> [Direction 1]: Copy the rows below verbatim, starting with the first row and ending after the row that contains "- mountain-lake-photo: [121, 326, 301, 395]".

PLAN TO GRAB UNION FUNDS


by Daphne Liddle

JUSTICE SECRETARY
Jack Straw last week outraged union leaders by proposing that the political levy paid by members of unions affiliated to the Labour Party should be paid directly to Labour headquarters.

 This is a move that could prevent unions from using their political funds for other purposes, like campaigning against the British National Party or defending Remploy, the NHS and so on.

 Straw claims that the plan, which is supported by Gordon Brown, will appease Tory claims that union leaderships have too much control over Labour and that union donations should be capped in the same way that donations from wealthy individuals are capped.

 But many suspect that Straw’s proposal is so outrageous it is really intended to provoke unions to cut their link with Labour and disaffiliate. It has already spurred GMB general secretary Paul Kenny to threaten to ballot members on disaffiliation if the plan goes through.

 The Labour Party was created by the unions so that working people could have a party to represent them in Parliament in contrast to the existing Conservative and Liberal parties, which were funded and controlled by big business – as they still are.

 Naturally the ruling class – and the New Labour clique – would like to see the Labour Party also brought completely under ruling class control. Currently the party carries out ruling class policies but the party’s current dependence on trade union funding still leaves a possibility that the unions could force the party to follow more working-class friendly policies.

Spatial layout data:
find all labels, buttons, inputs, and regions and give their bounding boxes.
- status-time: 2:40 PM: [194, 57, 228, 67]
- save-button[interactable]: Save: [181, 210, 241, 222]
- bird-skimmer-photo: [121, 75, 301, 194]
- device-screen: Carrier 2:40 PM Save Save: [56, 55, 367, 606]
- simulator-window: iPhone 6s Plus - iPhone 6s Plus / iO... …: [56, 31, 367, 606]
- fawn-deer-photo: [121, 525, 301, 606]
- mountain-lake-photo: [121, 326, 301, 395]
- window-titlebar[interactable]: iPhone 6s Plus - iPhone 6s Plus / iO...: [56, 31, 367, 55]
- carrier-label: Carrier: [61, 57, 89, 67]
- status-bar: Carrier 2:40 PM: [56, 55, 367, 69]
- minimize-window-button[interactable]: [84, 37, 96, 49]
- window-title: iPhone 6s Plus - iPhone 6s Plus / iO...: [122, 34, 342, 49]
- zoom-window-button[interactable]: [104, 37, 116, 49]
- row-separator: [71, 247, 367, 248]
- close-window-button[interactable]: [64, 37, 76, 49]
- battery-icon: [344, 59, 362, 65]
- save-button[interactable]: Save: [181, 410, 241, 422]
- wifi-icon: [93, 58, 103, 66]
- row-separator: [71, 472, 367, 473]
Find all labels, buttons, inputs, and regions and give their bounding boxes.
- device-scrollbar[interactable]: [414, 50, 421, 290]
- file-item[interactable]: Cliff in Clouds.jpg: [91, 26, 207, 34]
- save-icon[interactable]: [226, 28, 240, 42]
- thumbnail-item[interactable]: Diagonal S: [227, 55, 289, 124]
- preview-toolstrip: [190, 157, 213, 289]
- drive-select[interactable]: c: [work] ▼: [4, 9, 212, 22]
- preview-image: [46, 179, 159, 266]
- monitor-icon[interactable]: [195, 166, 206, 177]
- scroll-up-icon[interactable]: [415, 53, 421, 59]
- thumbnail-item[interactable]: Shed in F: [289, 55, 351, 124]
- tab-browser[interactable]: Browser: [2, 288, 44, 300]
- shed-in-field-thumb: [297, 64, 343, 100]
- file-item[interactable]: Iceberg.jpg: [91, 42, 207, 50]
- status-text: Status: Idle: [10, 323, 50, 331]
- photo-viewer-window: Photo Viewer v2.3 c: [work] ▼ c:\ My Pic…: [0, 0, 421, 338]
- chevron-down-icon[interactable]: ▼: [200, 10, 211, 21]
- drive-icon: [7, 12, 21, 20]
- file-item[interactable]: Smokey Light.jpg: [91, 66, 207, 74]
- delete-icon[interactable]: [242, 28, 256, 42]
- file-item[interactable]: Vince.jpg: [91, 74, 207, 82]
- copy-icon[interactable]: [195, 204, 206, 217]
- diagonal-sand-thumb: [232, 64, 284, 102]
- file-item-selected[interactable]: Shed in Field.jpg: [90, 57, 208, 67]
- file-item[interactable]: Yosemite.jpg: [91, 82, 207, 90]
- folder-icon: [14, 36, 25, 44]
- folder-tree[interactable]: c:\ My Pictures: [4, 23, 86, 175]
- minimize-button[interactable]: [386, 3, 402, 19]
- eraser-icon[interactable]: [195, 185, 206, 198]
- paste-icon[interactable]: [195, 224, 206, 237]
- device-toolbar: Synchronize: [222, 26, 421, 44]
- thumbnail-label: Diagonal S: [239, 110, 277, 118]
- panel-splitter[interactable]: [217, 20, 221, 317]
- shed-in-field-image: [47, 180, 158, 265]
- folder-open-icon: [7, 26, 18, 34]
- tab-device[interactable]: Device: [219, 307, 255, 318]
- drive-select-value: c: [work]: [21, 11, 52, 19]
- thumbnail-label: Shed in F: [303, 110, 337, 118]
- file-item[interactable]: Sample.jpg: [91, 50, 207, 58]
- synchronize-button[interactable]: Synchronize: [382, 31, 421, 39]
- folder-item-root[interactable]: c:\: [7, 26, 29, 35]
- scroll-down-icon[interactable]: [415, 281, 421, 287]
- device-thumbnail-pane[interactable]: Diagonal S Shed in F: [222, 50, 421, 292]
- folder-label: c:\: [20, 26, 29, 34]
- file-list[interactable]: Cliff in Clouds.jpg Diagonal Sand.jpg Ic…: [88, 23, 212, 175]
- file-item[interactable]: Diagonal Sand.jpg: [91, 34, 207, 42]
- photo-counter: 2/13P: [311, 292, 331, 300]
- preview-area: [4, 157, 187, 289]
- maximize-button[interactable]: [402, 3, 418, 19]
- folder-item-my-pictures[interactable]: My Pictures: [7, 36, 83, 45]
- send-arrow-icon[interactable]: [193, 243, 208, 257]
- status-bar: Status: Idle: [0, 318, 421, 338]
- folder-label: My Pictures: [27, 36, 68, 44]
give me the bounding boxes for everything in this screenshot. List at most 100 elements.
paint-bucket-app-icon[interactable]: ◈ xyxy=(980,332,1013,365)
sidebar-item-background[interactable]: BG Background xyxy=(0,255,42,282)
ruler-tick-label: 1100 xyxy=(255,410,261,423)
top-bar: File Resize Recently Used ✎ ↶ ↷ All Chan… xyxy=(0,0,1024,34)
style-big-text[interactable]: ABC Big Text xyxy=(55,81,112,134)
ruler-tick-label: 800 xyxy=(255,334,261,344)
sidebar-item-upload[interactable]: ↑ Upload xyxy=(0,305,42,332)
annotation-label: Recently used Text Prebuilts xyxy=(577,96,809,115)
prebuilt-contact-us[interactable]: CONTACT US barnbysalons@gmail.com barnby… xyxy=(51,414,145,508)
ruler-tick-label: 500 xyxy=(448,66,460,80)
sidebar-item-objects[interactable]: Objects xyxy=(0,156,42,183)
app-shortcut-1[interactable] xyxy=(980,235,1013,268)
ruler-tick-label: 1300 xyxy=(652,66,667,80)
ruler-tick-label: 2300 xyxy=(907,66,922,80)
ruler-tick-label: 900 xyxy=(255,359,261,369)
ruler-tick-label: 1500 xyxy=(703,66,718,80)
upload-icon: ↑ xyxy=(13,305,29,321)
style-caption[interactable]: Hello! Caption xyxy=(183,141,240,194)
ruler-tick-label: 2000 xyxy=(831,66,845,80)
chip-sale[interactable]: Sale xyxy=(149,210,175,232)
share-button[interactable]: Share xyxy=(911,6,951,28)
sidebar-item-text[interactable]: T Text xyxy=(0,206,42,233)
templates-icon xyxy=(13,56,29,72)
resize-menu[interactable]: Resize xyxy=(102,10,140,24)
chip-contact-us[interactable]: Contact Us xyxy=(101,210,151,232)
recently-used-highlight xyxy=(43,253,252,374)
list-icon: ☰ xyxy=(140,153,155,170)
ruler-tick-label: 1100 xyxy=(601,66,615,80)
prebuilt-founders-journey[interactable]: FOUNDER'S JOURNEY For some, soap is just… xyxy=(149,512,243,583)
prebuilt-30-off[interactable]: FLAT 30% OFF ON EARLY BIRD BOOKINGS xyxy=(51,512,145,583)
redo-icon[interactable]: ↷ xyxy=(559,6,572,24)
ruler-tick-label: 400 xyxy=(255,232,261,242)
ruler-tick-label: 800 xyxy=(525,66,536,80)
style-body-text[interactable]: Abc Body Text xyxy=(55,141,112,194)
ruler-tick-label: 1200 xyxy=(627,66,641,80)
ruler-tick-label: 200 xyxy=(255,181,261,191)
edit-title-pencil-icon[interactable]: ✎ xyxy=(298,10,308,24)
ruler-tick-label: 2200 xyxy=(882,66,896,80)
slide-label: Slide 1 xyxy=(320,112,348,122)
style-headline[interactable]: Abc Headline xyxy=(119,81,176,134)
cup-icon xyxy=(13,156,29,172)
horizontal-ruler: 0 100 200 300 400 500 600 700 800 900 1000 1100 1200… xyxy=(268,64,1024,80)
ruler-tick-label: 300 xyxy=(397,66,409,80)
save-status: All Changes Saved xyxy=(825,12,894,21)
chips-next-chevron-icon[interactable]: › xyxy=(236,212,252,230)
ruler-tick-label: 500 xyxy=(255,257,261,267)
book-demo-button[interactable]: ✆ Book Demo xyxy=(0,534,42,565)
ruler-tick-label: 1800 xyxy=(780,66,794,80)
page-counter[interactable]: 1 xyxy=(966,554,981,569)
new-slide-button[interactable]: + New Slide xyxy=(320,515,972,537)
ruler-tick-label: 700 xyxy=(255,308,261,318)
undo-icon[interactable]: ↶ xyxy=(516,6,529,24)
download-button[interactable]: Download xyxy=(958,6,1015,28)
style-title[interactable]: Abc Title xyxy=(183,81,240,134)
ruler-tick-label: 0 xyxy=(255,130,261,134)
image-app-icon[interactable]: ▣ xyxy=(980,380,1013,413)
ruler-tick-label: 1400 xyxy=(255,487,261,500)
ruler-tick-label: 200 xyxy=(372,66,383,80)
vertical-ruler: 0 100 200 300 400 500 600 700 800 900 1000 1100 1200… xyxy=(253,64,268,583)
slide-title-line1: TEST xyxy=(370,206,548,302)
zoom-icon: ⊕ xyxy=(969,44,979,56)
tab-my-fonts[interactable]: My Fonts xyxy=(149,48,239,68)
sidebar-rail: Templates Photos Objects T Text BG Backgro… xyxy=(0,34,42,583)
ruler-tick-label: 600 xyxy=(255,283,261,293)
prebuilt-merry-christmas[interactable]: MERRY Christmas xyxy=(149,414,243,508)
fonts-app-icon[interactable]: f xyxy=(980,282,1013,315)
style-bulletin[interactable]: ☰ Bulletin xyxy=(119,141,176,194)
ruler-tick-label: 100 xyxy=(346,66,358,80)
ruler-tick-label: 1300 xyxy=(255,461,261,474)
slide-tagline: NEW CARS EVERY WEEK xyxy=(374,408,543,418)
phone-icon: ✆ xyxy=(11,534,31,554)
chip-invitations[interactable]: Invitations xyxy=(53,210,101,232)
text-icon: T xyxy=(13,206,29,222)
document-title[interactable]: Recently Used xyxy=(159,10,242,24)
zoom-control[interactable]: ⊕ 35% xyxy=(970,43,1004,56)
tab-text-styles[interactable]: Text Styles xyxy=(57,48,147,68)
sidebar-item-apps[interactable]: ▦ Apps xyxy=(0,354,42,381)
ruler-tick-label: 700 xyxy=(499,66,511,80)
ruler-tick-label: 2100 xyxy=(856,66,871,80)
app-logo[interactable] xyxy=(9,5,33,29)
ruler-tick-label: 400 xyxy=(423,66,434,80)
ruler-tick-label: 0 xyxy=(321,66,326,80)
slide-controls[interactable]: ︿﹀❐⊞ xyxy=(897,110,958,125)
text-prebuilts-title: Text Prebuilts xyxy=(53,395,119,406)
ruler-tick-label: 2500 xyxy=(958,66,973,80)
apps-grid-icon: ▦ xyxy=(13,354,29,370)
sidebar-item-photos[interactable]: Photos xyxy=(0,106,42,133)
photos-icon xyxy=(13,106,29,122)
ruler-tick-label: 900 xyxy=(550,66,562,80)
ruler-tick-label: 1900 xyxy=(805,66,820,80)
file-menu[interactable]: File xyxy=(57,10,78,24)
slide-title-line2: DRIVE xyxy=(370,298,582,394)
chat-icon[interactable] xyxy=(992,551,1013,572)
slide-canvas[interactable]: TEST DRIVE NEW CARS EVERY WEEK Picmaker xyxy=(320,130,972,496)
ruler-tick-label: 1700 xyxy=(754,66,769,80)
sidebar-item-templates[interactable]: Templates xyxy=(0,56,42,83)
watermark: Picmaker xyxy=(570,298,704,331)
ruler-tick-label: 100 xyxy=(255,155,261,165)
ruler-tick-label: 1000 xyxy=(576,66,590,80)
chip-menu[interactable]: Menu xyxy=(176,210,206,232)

> [Direction 2]: Reproduce the union funds article above word for word.

> [Worked solution 1]:
find all labels, buttons, inputs, and regions and give their bounding boxes.
- status-time: 2:40 PM: [194, 57, 228, 67]
- save-button[interactable]: Save: [181, 210, 241, 222]
- bird-skimmer-photo: [121, 75, 301, 194]
- device-screen: Carrier 2:40 PM Save Save: [56, 55, 367, 606]
- simulator-window: iPhone 6s Plus - iPhone 6s Plus / iO... …: [56, 31, 367, 606]
- fawn-deer-photo: [121, 525, 301, 606]
- mountain-lake-photo: [121, 326, 301, 395]

> [Worked solution 2]:
PLAN TO GRAB UNION FUNDS


by Daphne Liddle

JUSTICE SECRETARY
Jack Straw last week outraged union leaders by proposing that the political levy paid by members of unions affiliated to the Labour Party should be paid directly to Labour headquarters.

 This is a move that could prevent unions from using their political funds for other purposes, like campaigning against the British National Party or defending Remploy, the NHS and so on.

 Straw claims that the plan, which is supported by Gordon Brown, will appease Tory claims that union leaderships have too much control over Labour and that union donations should be capped in the same way that donations from wealthy individuals are capped.

 But many suspect that Straw’s proposal is so outrageous it is really intended to provoke unions to cut their link with Labour and disaffiliate. It has already spurred GMB general secretary Paul Kenny to threaten to ballot members on disaffiliation if the plan goes through.

 The Labour Party was created by the unions so that working people could have a party to represent them in Parliament in contrast to the existing Conservative and Liberal parties, which were funded and controlled by big business – as they still are.

 Naturally the ruling class – and the New Labour clique – would like to see the Labour Party also brought completely under ruling class control. Currently the party carries out ruling class policies but the party’s current dependence on trade union funding still leaves a possibility that the unions could force the party to follow more working-class friendly policies.